* YOUR GOAL
Copy everything in the listing below word for word, apart from any images.

▼▼▼

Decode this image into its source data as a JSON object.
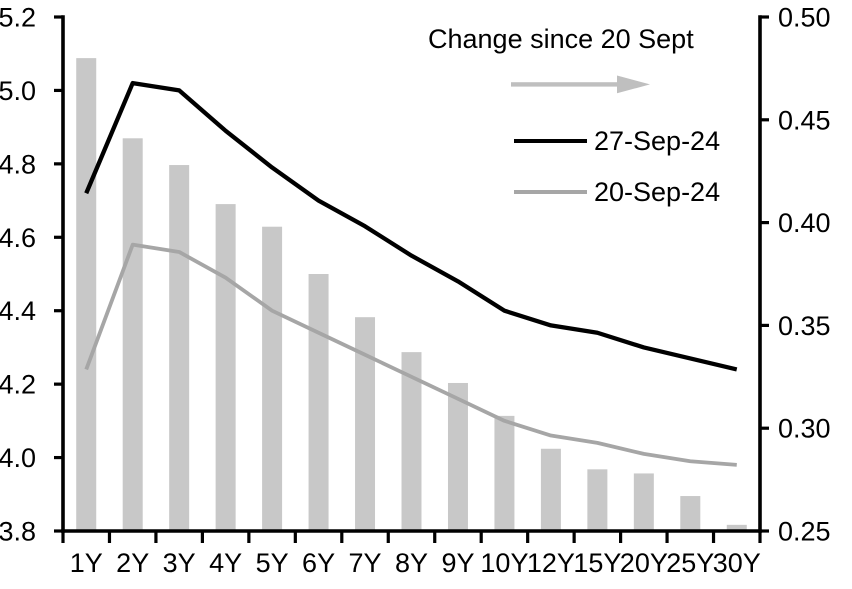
{
  "chart_data": {
    "type": "combo-bar-line",
    "title": "",
    "categories": [
      "1Y",
      "2Y",
      "3Y",
      "4Y",
      "5Y",
      "6Y",
      "7Y",
      "8Y",
      "9Y",
      "10Y",
      "12Y",
      "15Y",
      "20Y",
      "25Y",
      "30Y"
    ],
    "series": [
      {
        "name": "Change since 20 Sept",
        "type": "bar",
        "axis": "right",
        "color": "#c8c8c8",
        "values": [
          0.48,
          0.441,
          0.428,
          0.409,
          0.398,
          0.375,
          0.354,
          0.337,
          0.322,
          0.306,
          0.29,
          0.28,
          0.278,
          0.267,
          0.253
        ]
      },
      {
        "name": "27-Sep-24",
        "type": "line",
        "axis": "left",
        "color": "#000000",
        "stroke_width": 4.3,
        "values": [
          4.72,
          5.02,
          5.0,
          4.89,
          4.79,
          4.7,
          4.63,
          4.55,
          4.48,
          4.4,
          4.36,
          4.34,
          4.3,
          4.27,
          4.24
        ]
      },
      {
        "name": "20-Sep-24",
        "type": "line",
        "axis": "left",
        "color": "#a6a6a6",
        "stroke_width": 3.8,
        "values": [
          4.24,
          4.58,
          4.56,
          4.49,
          4.4,
          4.34,
          4.28,
          4.22,
          4.16,
          4.1,
          4.06,
          4.04,
          4.01,
          3.99,
          3.98
        ]
      }
    ],
    "left_axis": {
      "min": 3.8,
      "max": 5.2,
      "tick_values": [
        5.2,
        5.0,
        4.8,
        4.6,
        4.4,
        4.2,
        4.0,
        3.8
      ],
      "tick_labels": [
        "5.2",
        "5.0",
        "4.8",
        "4.6",
        "4.4",
        "4.2",
        "4.0",
        "3.8"
      ]
    },
    "right_axis": {
      "min": 0.25,
      "max": 0.5,
      "tick_values": [
        0.5,
        0.45,
        0.4,
        0.35,
        0.3,
        0.25
      ],
      "tick_labels": [
        "0.50",
        "0.45",
        "0.40",
        "0.35",
        "0.30",
        "0.25"
      ]
    },
    "grid": "off",
    "legend": {
      "position": "top-right-inside",
      "title": "Change since 20 Sept",
      "arrow_color": "#bfbfbf",
      "series1": "27-Sep-24",
      "series2": "20-Sep-24"
    }
  }
}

▲▲▲

* ANSWER TO THIS EXERCISE
Decode this image into its source data as a JSON object.
{
  "chart_data": {
    "type": "combo-bar-line",
    "title": "",
    "categories": [
      "1Y",
      "2Y",
      "3Y",
      "4Y",
      "5Y",
      "6Y",
      "7Y",
      "8Y",
      "9Y",
      "10Y",
      "12Y",
      "15Y",
      "20Y",
      "25Y",
      "30Y"
    ],
    "series": [
      {
        "name": "Change since 20 Sept",
        "type": "bar",
        "axis": "right",
        "color": "#c8c8c8",
        "values": [
          0.48,
          0.441,
          0.428,
          0.409,
          0.398,
          0.375,
          0.354,
          0.337,
          0.322,
          0.306,
          0.29,
          0.28,
          0.278,
          0.267,
          0.253
        ]
      },
      {
        "name": "27-Sep-24",
        "type": "line",
        "axis": "left",
        "color": "#000000",
        "stroke_width": 4.3,
        "values": [
          4.72,
          5.02,
          5.0,
          4.89,
          4.79,
          4.7,
          4.63,
          4.55,
          4.48,
          4.4,
          4.36,
          4.34,
          4.3,
          4.27,
          4.24
        ]
      },
      {
        "name": "20-Sep-24",
        "type": "line",
        "axis": "left",
        "color": "#a6a6a6",
        "stroke_width": 3.8,
        "values": [
          4.24,
          4.58,
          4.56,
          4.49,
          4.4,
          4.34,
          4.28,
          4.22,
          4.16,
          4.1,
          4.06,
          4.04,
          4.01,
          3.99,
          3.98
        ]
      }
    ],
    "left_axis": {
      "min": 3.8,
      "max": 5.2,
      "tick_values": [
        5.2,
        5.0,
        4.8,
        4.6,
        4.4,
        4.2,
        4.0,
        3.8
      ],
      "tick_labels": [
        "5.2",
        "5.0",
        "4.8",
        "4.6",
        "4.4",
        "4.2",
        "4.0",
        "3.8"
      ]
    },
    "right_axis": {
      "min": 0.25,
      "max": 0.5,
      "tick_values": [
        0.5,
        0.45,
        0.4,
        0.35,
        0.3,
        0.25
      ],
      "tick_labels": [
        "0.50",
        "0.45",
        "0.40",
        "0.35",
        "0.30",
        "0.25"
      ]
    },
    "grid": "off",
    "legend": {
      "position": "top-right-inside",
      "title": "Change since 20 Sept",
      "arrow_color": "#bfbfbf",
      "series1": "27-Sep-24",
      "series2": "20-Sep-24"
    }
  }
}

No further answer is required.